Every line below that contains "Radio" is to be copied.

start INFORMATION SHOWN

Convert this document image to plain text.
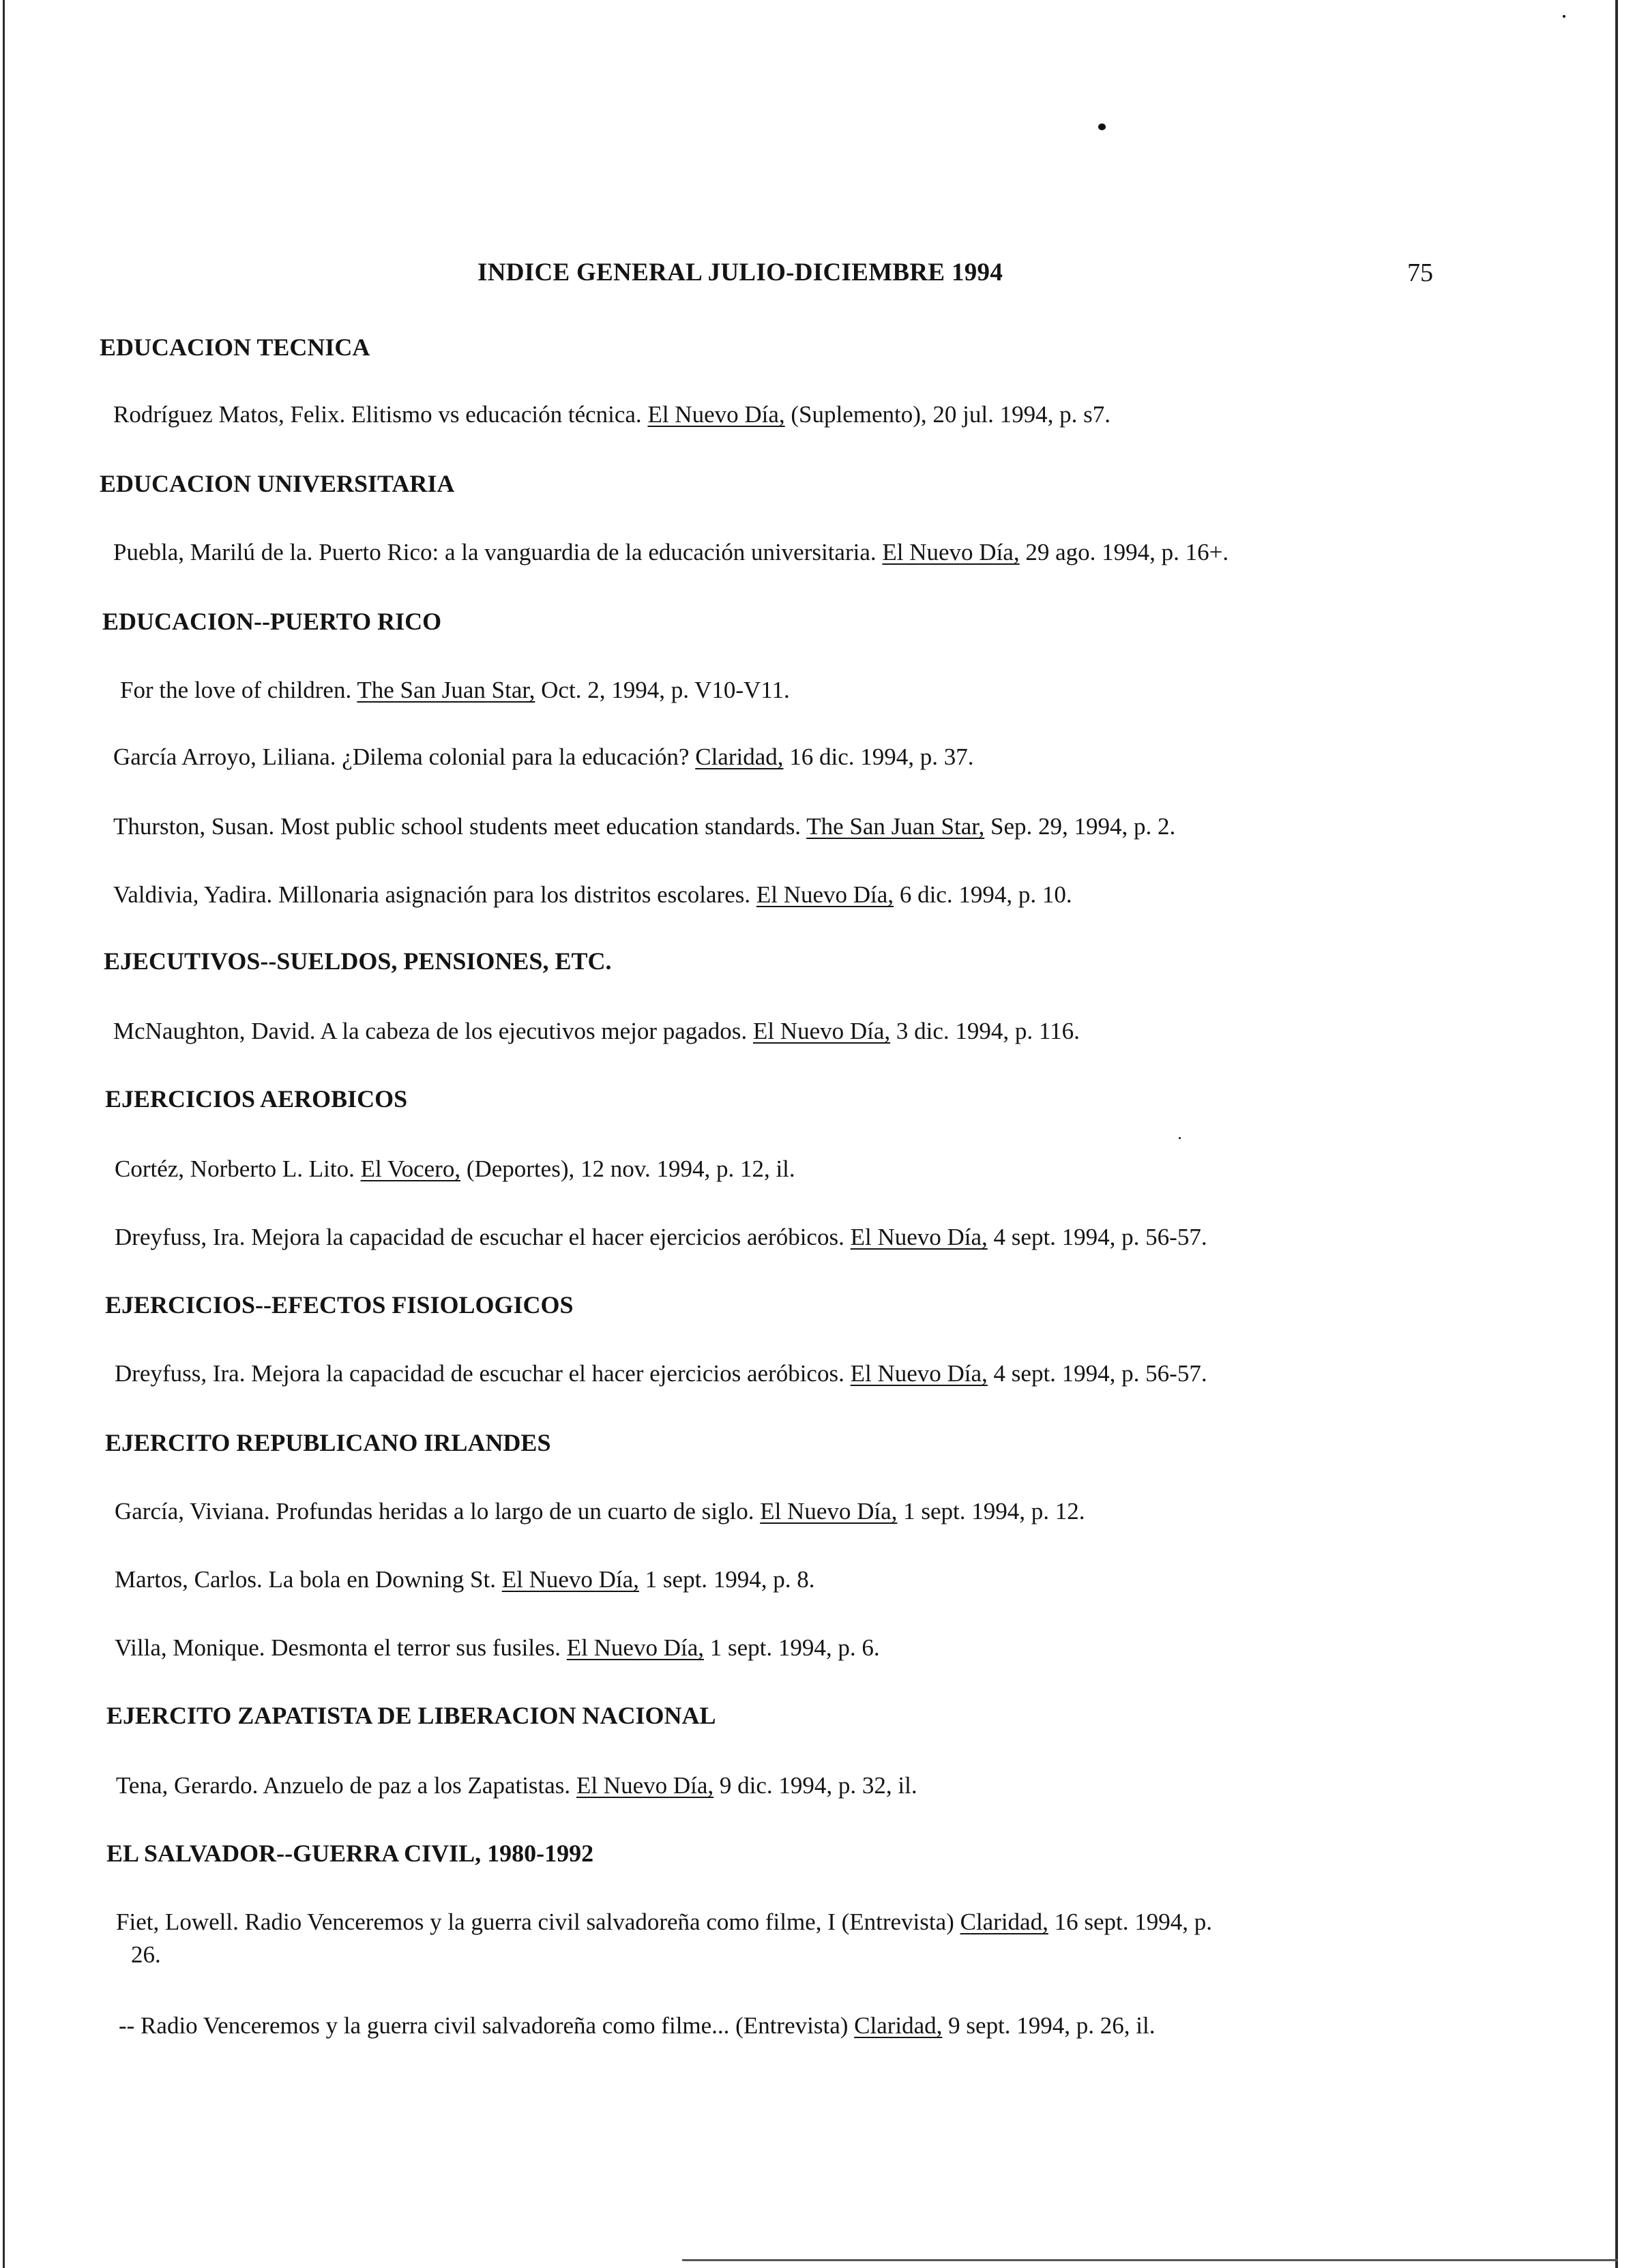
INDICE GENERAL JULIO-DICIEMBRE 1994	75
EDUCACION TECNICA
Rodríguez Matos, Felix. Elitismo vs educación técnica. El Nuevo Día, (Suplemento), 20 jul. 1994, p. s7.
EDUCACION UNIVERSITARIA
Puebla, Marilú de la. Puerto Rico: a la vanguardia de la educación universitaria. El Nuevo Día, 29 ago. 1994, p. 16+.
EDUCACION--PUERTO RICO
For the love of children. The San Juan Star, Oct. 2, 1994, p. V10-V11.
García Arroyo, Liliana. ¿Dilema colonial para la educación? Claridad, 16 dic. 1994, p. 37.
Thurston, Susan. Most public school students meet education standards. The San Juan Star, Sep. 29, 1994, p. 2.
Valdivia, Yadira. Millonaria asignación para los distritos escolares. El Nuevo Día, 6 dic. 1994, p. 10.
EJECUTIVOS--SUELDOS, PENSIONES, ETC.
McNaughton, David. A la cabeza de los ejecutivos mejor pagados. El Nuevo Día, 3 dic. 1994, p. 116.
EJERCICIOS AEROBICOS
Cortéz, Norberto L. Lito. El Vocero, (Deportes), 12 nov. 1994, p. 12, il.
Dreyfuss, Ira. Mejora la capacidad de escuchar el hacer ejercicios aeróbicos. El Nuevo Día, 4 sept. 1994, p. 56-57.
EJERCICIOS--EFECTOS FISIOLOGICOS
Dreyfuss, Ira. Mejora la capacidad de escuchar el hacer ejercicios aeróbicos. El Nuevo Día, 4 sept. 1994, p. 56-57.
EJERCITO REPUBLICANO IRLANDES
García, Viviana. Profundas heridas a lo largo de un cuarto de siglo. El Nuevo Día, 1 sept. 1994, p. 12.
Martos, Carlos. La bola en Downing St. El Nuevo Día, 1 sept. 1994, p. 8.
Villa, Monique. Desmonta el terror sus fusiles. El Nuevo Día, 1 sept. 1994, p. 6.
EJERCITO ZAPATISTA DE LIBERACION NACIONAL
Tena, Gerardo. Anzuelo de paz a los Zapatistas. El Nuevo Día, 9 dic. 1994, p. 32, il.
EL SALVADOR--GUERRA CIVIL, 1980-1992
Fiet, Lowell. Radio Venceremos y la guerra civil salvadoreña como filme, I (Entrevista) Claridad, 16 sept. 1994, p.
26.
-- Radio Venceremos y la guerra civil salvadoreña como filme... (Entrevista) Claridad, 9 sept. 1994, p. 26, il.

end INFORMATION SHOWN

REPLY TO THE TASK
Fiet, Lowell. Radio Venceremos y la guerra civil salvadoreña como filme, I (Entrevista) Claridad, 16 sept. 1994, p.
-- Radio Venceremos y la guerra civil salvadoreña como filme... (Entrevista) Claridad, 9 sept. 1994, p. 26, il.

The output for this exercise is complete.